--- PROVIDED INFORMATION ---
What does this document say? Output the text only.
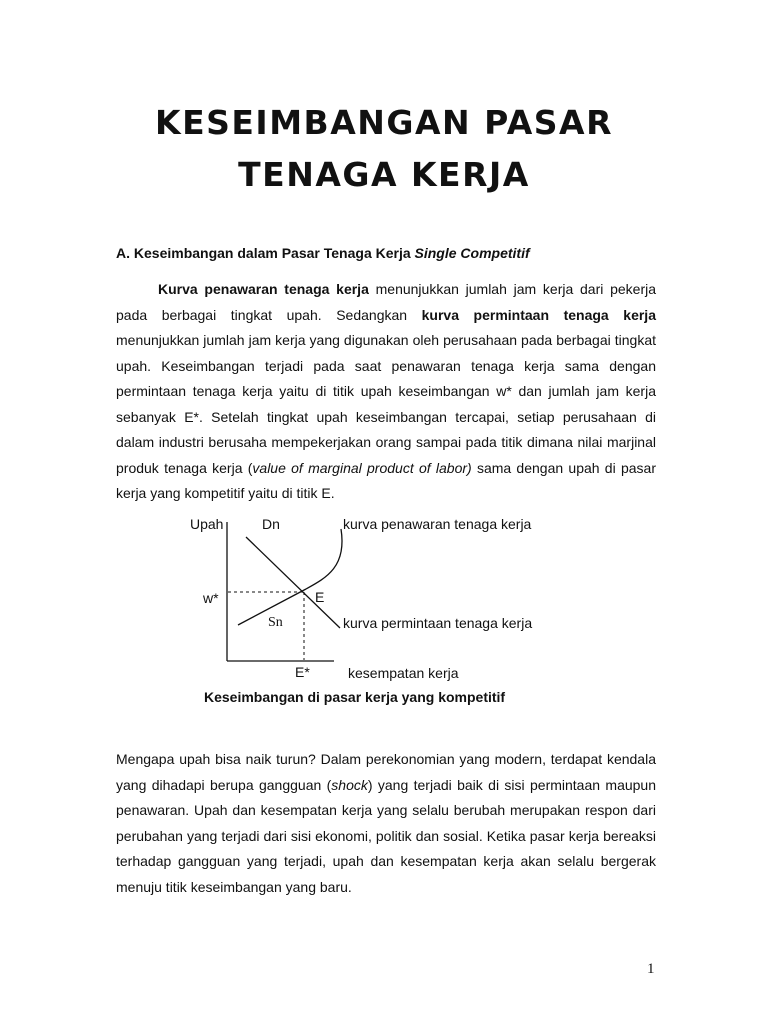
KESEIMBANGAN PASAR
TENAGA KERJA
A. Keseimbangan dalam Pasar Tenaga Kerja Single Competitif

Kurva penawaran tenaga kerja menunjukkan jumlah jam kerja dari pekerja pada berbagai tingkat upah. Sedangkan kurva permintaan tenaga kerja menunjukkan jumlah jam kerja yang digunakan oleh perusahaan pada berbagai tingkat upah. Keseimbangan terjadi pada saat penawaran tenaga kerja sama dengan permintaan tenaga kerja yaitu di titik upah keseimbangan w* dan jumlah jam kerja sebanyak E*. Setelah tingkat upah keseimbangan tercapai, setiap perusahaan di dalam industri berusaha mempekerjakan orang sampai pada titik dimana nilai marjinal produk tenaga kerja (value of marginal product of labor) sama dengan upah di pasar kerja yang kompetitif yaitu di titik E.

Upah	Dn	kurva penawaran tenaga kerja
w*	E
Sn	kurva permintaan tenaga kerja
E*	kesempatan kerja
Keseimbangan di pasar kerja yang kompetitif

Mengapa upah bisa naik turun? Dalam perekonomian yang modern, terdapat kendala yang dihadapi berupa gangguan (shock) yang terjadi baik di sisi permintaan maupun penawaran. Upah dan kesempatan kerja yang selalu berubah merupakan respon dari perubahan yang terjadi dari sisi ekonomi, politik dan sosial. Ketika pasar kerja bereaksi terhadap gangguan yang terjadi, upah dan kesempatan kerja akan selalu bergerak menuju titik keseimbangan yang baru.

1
---
• _TASK BRIEF_
Repeat each entry above word for word, leaving every picture out.

• _FINAL RESULT_
What does this document say? Output the text only.
KESEIMBANGAN PASAR
TENAGA KERJA
A. Keseimbangan dalam Pasar Tenaga Kerja Single Competitif

Kurva penawaran tenaga kerja menunjukkan jumlah jam kerja dari pekerja pada berbagai tingkat upah. Sedangkan kurva permintaan tenaga kerja menunjukkan jumlah jam kerja yang digunakan oleh perusahaan pada berbagai tingkat upah. Keseimbangan terjadi pada saat penawaran tenaga kerja sama dengan permintaan tenaga kerja yaitu di titik upah keseimbangan w* dan jumlah jam kerja sebanyak E*. Setelah tingkat upah keseimbangan tercapai, setiap perusahaan di dalam industri berusaha mempekerjakan orang sampai pada titik dimana nilai marjinal produk tenaga kerja (value of marginal product of labor) sama dengan upah di pasar kerja yang kompetitif yaitu di titik E.

Upah	Dn	kurva penawaran tenaga kerja
w*	E
Sn	kurva permintaan tenaga kerja
E*	kesempatan kerja
Keseimbangan di pasar kerja yang kompetitif

Mengapa upah bisa naik turun? Dalam perekonomian yang modern, terdapat kendala yang dihadapi berupa gangguan (shock) yang terjadi baik di sisi permintaan maupun penawaran. Upah dan kesempatan kerja yang selalu berubah merupakan respon dari perubahan yang terjadi dari sisi ekonomi, politik dan sosial. Ketika pasar kerja bereaksi terhadap gangguan yang terjadi, upah dan kesempatan kerja akan selalu bergerak menuju titik keseimbangan yang baru.

1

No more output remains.